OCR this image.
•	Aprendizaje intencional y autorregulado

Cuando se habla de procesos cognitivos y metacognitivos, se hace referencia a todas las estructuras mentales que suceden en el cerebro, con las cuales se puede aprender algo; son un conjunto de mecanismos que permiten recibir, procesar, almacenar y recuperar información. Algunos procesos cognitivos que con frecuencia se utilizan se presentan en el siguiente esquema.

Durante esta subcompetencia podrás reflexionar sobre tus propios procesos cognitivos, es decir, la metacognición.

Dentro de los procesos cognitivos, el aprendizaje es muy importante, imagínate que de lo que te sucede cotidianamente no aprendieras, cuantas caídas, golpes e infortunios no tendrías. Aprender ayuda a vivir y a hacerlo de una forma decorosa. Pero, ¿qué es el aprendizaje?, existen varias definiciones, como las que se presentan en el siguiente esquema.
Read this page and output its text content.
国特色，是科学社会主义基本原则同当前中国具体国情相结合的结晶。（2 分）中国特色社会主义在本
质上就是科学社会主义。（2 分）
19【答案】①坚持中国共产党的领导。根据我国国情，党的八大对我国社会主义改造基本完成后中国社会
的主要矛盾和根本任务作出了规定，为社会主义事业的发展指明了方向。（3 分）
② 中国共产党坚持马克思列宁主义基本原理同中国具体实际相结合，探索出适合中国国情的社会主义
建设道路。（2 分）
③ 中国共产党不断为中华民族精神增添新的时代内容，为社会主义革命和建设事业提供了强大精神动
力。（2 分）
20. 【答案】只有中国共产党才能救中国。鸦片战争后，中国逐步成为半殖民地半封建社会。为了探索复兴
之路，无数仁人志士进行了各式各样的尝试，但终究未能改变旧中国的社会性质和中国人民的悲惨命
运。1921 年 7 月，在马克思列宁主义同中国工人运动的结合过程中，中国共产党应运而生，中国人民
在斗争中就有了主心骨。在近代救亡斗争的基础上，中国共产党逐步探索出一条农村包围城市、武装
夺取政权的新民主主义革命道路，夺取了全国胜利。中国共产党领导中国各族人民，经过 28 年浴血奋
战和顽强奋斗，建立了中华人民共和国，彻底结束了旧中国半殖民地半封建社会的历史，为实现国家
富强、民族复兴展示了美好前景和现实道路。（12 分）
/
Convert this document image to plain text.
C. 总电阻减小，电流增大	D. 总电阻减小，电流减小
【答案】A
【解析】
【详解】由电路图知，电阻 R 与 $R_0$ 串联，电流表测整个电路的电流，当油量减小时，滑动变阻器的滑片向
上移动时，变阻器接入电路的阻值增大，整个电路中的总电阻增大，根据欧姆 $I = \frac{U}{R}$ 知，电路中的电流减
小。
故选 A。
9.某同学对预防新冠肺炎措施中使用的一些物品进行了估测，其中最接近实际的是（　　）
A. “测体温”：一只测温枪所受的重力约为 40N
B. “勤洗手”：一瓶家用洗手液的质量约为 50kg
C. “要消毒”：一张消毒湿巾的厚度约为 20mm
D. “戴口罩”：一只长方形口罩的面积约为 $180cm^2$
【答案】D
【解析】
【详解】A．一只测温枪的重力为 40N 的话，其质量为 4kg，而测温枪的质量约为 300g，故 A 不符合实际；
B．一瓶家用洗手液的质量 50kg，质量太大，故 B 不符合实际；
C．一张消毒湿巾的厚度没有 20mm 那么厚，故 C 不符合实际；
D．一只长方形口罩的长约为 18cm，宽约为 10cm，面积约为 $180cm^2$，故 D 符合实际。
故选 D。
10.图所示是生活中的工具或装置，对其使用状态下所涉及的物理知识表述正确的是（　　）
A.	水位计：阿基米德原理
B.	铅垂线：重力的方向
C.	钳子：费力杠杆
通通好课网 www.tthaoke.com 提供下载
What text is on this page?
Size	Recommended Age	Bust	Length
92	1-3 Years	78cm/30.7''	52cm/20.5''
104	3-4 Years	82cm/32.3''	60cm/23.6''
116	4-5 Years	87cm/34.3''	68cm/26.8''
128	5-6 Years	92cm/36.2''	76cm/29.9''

## DESCRIPTION OF THE TASK:
Above are entries; state the number of lines among them that contain "text", and nothing else.

## TASK ANSWER:
3